What needs to be done: Retype every entry word for word.

Supplied data:
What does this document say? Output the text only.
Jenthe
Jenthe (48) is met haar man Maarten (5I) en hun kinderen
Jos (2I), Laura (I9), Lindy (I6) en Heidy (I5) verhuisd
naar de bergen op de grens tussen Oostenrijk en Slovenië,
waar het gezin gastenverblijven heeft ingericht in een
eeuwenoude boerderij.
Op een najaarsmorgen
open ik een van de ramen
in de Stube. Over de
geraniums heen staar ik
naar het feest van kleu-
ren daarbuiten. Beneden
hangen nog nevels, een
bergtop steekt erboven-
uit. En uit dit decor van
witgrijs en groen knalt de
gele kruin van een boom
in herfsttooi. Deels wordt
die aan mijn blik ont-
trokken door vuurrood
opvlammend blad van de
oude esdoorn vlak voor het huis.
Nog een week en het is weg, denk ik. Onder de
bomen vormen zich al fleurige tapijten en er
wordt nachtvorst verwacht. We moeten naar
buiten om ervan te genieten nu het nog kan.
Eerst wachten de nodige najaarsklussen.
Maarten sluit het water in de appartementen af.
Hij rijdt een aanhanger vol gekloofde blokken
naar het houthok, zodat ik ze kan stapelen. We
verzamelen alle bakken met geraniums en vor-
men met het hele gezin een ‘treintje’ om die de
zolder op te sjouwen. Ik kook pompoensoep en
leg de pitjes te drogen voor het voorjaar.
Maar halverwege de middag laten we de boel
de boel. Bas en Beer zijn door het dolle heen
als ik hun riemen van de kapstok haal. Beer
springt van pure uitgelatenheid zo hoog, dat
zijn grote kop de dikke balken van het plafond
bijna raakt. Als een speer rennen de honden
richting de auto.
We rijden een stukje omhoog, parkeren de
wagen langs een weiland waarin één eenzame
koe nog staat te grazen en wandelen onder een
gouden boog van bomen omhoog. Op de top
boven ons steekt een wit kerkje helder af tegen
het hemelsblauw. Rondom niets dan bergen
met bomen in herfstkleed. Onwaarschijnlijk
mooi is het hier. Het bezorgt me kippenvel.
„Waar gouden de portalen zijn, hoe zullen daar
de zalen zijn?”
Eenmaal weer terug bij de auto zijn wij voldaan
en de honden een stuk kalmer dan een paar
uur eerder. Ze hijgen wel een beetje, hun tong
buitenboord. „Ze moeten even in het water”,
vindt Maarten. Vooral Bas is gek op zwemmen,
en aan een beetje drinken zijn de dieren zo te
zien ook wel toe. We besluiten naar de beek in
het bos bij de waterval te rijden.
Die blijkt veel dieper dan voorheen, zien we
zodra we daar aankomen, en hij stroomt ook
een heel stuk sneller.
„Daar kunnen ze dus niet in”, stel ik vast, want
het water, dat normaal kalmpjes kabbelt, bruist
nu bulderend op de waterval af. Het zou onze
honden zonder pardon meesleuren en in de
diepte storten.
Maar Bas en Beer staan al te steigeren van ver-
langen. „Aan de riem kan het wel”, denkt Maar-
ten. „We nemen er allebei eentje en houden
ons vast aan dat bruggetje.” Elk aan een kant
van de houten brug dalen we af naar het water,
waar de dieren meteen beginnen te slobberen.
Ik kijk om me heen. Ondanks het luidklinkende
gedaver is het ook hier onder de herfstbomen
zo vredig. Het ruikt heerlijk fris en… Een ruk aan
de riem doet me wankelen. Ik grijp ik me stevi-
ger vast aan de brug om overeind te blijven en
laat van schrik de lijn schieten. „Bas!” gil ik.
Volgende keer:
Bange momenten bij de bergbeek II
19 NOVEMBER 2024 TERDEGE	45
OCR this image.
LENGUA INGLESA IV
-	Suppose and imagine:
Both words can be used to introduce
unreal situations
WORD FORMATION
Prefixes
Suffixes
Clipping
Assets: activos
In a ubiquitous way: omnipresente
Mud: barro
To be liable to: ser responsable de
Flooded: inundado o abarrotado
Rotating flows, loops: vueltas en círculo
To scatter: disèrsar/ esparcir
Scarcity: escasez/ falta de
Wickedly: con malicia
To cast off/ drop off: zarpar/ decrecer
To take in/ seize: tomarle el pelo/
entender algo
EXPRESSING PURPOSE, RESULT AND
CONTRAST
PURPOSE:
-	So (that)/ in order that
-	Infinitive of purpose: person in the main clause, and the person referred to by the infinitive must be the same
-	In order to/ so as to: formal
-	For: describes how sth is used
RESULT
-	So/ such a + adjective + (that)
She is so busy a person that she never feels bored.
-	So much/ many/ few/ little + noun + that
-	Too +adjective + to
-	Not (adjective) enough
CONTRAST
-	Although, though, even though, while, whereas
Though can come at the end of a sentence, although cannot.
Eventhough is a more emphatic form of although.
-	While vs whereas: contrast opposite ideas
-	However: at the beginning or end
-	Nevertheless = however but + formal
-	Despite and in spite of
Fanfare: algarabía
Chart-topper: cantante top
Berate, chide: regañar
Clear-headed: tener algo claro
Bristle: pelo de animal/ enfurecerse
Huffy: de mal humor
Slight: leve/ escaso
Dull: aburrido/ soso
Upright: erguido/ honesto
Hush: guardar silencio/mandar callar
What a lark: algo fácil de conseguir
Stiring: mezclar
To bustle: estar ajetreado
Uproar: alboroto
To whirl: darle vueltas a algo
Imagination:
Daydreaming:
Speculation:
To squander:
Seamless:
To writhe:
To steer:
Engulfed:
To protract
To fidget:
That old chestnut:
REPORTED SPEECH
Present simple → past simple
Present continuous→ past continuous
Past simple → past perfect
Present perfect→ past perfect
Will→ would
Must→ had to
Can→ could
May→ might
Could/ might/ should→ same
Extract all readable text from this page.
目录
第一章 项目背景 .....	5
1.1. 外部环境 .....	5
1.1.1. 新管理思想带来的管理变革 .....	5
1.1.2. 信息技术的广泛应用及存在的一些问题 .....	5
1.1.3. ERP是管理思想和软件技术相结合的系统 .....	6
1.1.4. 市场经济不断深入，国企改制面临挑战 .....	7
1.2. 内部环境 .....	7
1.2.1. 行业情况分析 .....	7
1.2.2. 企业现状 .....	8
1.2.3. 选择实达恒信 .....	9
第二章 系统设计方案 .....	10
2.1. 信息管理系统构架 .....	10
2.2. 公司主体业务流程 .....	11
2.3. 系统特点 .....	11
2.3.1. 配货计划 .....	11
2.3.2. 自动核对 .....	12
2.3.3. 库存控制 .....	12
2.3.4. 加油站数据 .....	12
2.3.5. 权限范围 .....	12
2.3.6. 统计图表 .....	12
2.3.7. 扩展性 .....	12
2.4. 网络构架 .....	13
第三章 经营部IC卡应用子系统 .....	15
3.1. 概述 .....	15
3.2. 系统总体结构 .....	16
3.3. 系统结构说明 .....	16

Written reply:
What does this document say? Output the text only.
Jenthe
Jenthe (48) is met haar man Maarten (5I) en hun kinderen
Jos (2I), Laura (I9), Lindy (I6) en Heidy (I5) verhuisd
naar de bergen op de grens tussen Oostenrijk en Slovenië,
waar het gezin gastenverblijven heeft ingericht in een
eeuwenoude boerderij.
Op een najaarsmorgen
open ik een van de ramen
in de Stube. Over de
geraniums heen staar ik
naar het feest van kleu-
ren daarbuiten. Beneden
hangen nog nevels, een
bergtop steekt erboven-
uit. En uit dit decor van
witgrijs en groen knalt de
gele kruin van een boom
in herfsttooi. Deels wordt
die aan mijn blik ont-
trokken door vuurrood
opvlammend blad van de
oude esdoorn vlak voor het huis.
Nog een week en het is weg, denk ik. Onder de
bomen vormen zich al fleurige tapijten en er
wordt nachtvorst verwacht. We moeten naar
buiten om ervan te genieten nu het nog kan.
Eerst wachten de nodige najaarsklussen.
Maarten sluit het water in de appartementen af.
Hij rijdt een aanhanger vol gekloofde blokken
naar het houthok, zodat ik ze kan stapelen. We
verzamelen alle bakken met geraniums en vor-
men met het hele gezin een ‘treintje’ om die de
zolder op te sjouwen. Ik kook pompoensoep en
leg de pitjes te drogen voor het voorjaar.
Maar halverwege de middag laten we de boel
de boel. Bas en Beer zijn door het dolle heen
als ik hun riemen van de kapstok haal. Beer
springt van pure uitgelatenheid zo hoog, dat
zijn grote kop de dikke balken van het plafond
bijna raakt. Als een speer rennen de honden
richting de auto.
We rijden een stukje omhoog, parkeren de
wagen langs een weiland waarin één eenzame
koe nog staat te grazen en wandelen onder een
gouden boog van bomen omhoog. Op de top
boven ons steekt een wit kerkje helder af tegen
het hemelsblauw. Rondom niets dan bergen
met bomen in herfstkleed. Onwaarschijnlijk
mooi is het hier. Het bezorgt me kippenvel.
„Waar gouden de portalen zijn, hoe zullen daar
de zalen zijn?”
Eenmaal weer terug bij de auto zijn wij voldaan
en de honden een stuk kalmer dan een paar
uur eerder. Ze hijgen wel een beetje, hun tong
buitenboord. „Ze moeten even in het water”,
vindt Maarten. Vooral Bas is gek op zwemmen,
en aan een beetje drinken zijn de dieren zo te
zien ook wel toe. We besluiten naar de beek in
het bos bij de waterval te rijden.
Die blijkt veel dieper dan voorheen, zien we
zodra we daar aankomen, en hij stroomt ook
een heel stuk sneller.
„Daar kunnen ze dus niet in”, stel ik vast, want
het water, dat normaal kalmpjes kabbelt, bruist
nu bulderend op de waterval af. Het zou onze
honden zonder pardon meesleuren en in de
diepte storten.
Maar Bas en Beer staan al te steigeren van ver-
langen. „Aan de riem kan het wel”, denkt Maar-
ten. „We nemen er allebei eentje en houden
ons vast aan dat bruggetje.” Elk aan een kant
van de houten brug dalen we af naar het water,
waar de dieren meteen beginnen te slobberen.
Ik kijk om me heen. Ondanks het luidklinkende
gedaver is het ook hier onder de herfstbomen
zo vredig. Het ruikt heerlijk fris en… Een ruk aan
de riem doet me wankelen. Ik grijp ik me stevi-
ger vast aan de brug om overeind te blijven en
laat van schrik de lijn schieten. „Bas!” gil ik.
Volgende keer:
Bange momenten bij de bergbeek II
19 NOVEMBER 2024 TERDEGE	45
OCR this image.
LENGUA INGLESA IV
-	Suppose and imagine:
Both words can be used to introduce
unreal situations
WORD FORMATION
Prefixes
Suffixes
Clipping
Assets: activos
In a ubiquitous way: omnipresente
Mud: barro
To be liable to: ser responsable de
Flooded: inundado o abarrotado
Rotating flows, loops: vueltas en círculo
To scatter: disèrsar/ esparcir
Scarcity: escasez/ falta de
Wickedly: con malicia
To cast off/ drop off: zarpar/ decrecer
To take in/ seize: tomarle el pelo/
entender algo
EXPRESSING PURPOSE, RESULT AND
CONTRAST
PURPOSE:
-	So (that)/ in order that
-	Infinitive of purpose: person in the main clause, and the person referred to by the infinitive must be the same
-	In order to/ so as to: formal
-	For: describes how sth is used
RESULT
-	So/ such a + adjective + (that)
She is so busy a person that she never feels bored.
-	So much/ many/ few/ little + noun + that
-	Too +adjective + to
-	Not (adjective) enough
CONTRAST
-	Although, though, even though, while, whereas
Though can come at the end of a sentence, although cannot.
Eventhough is a more emphatic form of although.
-	While vs whereas: contrast opposite ideas
-	However: at the beginning or end
-	Nevertheless = however but + formal
-	Despite and in spite of
Fanfare: algarabía
Chart-topper: cantante top
Berate, chide: regañar
Clear-headed: tener algo claro
Bristle: pelo de animal/ enfurecerse
Huffy: de mal humor
Slight: leve/ escaso
Dull: aburrido/ soso
Upright: erguido/ honesto
Hush: guardar silencio/mandar callar
What a lark: algo fácil de conseguir
Stiring: mezclar
To bustle: estar ajetreado
Uproar: alboroto
To whirl: darle vueltas a algo
Imagination:
Daydreaming:
Speculation:
To squander:
Seamless:
To writhe:
To steer:
Engulfed:
To protract
To fidget:
That old chestnut:
REPORTED SPEECH
Present simple → past simple
Present continuous→ past continuous
Past simple → past perfect
Present perfect→ past perfect
Will→ would
Must→ had to
Can→ could
May→ might
Could/ might/ should→ same
Extract all readable text from this page.
目录
第一章 项目背景 .....	5
1.1. 外部环境 .....	5
1.1.1. 新管理思想带来的管理变革 .....	5
1.1.2. 信息技术的广泛应用及存在的一些问题 .....	5
1.1.3. ERP是管理思想和软件技术相结合的系统 .....	6
1.1.4. 市场经济不断深入，国企改制面临挑战 .....	7
1.2. 内部环境 .....	7
1.2.1. 行业情况分析 .....	7
1.2.2. 企业现状 .....	8
1.2.3. 选择实达恒信 .....	9
第二章 系统设计方案 .....	10
2.1. 信息管理系统构架 .....	10
2.2. 公司主体业务流程 .....	11
2.3. 系统特点 .....	11
2.3.1. 配货计划 .....	11
2.3.2. 自动核对 .....	12
2.3.3. 库存控制 .....	12
2.3.4. 加油站数据 .....	12
2.3.5. 权限范围 .....	12
2.3.6. 统计图表 .....	12
2.3.7. 扩展性 .....	12
2.4. 网络构架 .....	13
第三章 经营部IC卡应用子系统 .....	15
3.1. 概述 .....	15
3.2. 系统总体结构 .....	16
3.3. 系统结构说明 .....	16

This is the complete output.